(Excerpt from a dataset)
'''
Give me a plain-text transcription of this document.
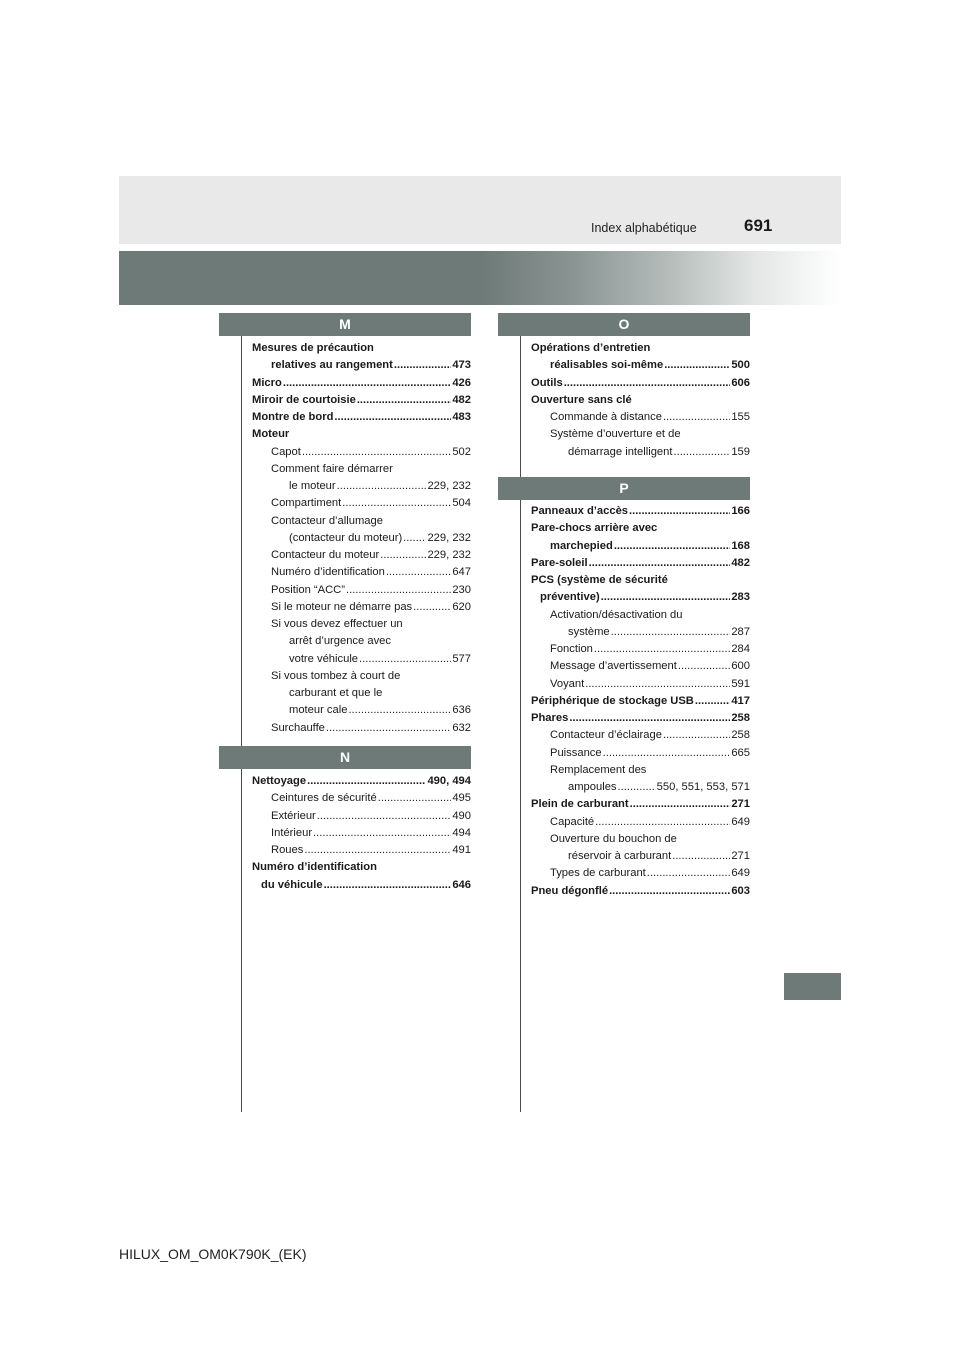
691
Index alphabétique
M
Mesures de précaution
relatives au rangement .....	473
Micro .....	426
Miroir de courtoisie .....	482
Montre de bord .....	483
Moteur
Capot .....	502
Comment faire démarrer
le moteur .....	229, 232
Compartiment .....	504
Contacteur d’allumage
(contacteur du moteur) ..... 229, 232
Contacteur du moteur .....	229, 232
Numéro d’identification .....	647
Position “ACC” .....	230
Si le moteur ne démarre pas .....	620
Si vous devez effectuer un
arrêt d’urgence avec
votre véhicule .....	577
Si vous tombez à court de
carburant et que le
moteur cale .....	636
Surchauffe .....	632
N
Nettoyage .....	490, 494
Ceintures de sécurité .....	495
Extérieur .....	490
Intérieur .....	494
Roues .....	491
Numéro d’identification
du véhicule .....	646
O
Opérations d’entretien
réalisables soi-même .....	500
Outils .....	606
Ouverture sans clé
Commande à distance .....	155
Système d’ouverture et de
démarrage intelligent .....	159
P
Panneaux d’accès .....	166
Pare-chocs arrière avec
marchepied .....	168
Pare-soleil .....	482
PCS (système de sécurité
préventive) .....	283
Activation/désactivation du
système .....	287
Fonction .....	284
Message d’avertissement .....	600
Voyant .....	591
Périphérique de stockage USB .....	417
Phares .....	258
Contacteur d’éclairage .....	258
Puissance .....	665
Remplacement des
ampoules .....	550, 551, 553, 571
Plein de carburant .....	271
Capacité .....	649
Ouverture du bouchon de
réservoir à carburant .....	271
Types de carburant .....	649
Pneu dégonflé .....	603
HILUX_OM_OM0K790K_(EK)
'''
REQUIREMENTS: Show all lines from the records above where the word "identification" occurs.

TASK RESULT:
Numéro d’identification .....	647
Numéro d’identification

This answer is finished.